## START

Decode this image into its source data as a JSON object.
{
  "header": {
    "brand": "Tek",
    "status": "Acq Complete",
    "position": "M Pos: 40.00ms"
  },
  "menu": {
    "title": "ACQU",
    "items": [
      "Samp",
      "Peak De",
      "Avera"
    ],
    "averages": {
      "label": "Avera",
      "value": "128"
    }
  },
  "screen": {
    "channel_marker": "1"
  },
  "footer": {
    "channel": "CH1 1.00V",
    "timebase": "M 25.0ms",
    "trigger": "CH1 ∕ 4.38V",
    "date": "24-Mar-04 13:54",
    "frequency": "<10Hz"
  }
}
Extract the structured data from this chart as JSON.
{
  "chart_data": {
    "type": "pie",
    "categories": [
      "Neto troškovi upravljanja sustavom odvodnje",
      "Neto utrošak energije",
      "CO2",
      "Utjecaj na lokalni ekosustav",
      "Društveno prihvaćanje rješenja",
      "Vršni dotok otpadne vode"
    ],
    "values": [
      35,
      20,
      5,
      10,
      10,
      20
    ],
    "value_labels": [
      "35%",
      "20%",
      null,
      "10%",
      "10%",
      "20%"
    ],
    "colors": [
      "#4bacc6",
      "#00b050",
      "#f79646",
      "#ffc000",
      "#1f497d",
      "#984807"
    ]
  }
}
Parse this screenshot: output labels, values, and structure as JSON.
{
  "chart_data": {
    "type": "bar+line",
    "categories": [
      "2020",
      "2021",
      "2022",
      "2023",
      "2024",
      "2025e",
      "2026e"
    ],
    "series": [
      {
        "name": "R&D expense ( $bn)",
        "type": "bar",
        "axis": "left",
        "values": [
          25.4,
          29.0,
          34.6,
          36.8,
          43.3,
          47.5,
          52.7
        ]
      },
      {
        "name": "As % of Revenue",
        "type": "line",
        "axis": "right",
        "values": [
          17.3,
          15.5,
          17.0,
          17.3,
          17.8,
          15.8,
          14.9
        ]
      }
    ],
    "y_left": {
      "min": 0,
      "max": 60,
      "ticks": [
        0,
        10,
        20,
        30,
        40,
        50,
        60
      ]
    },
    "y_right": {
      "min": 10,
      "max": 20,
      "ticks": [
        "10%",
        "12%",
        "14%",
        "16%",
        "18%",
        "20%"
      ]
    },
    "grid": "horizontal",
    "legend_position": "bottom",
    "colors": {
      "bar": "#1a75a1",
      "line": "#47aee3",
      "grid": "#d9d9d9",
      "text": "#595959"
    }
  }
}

## END

> Task description: Only the number is needed: state how many lines in the listing contain "name".

> Exercise answer: 2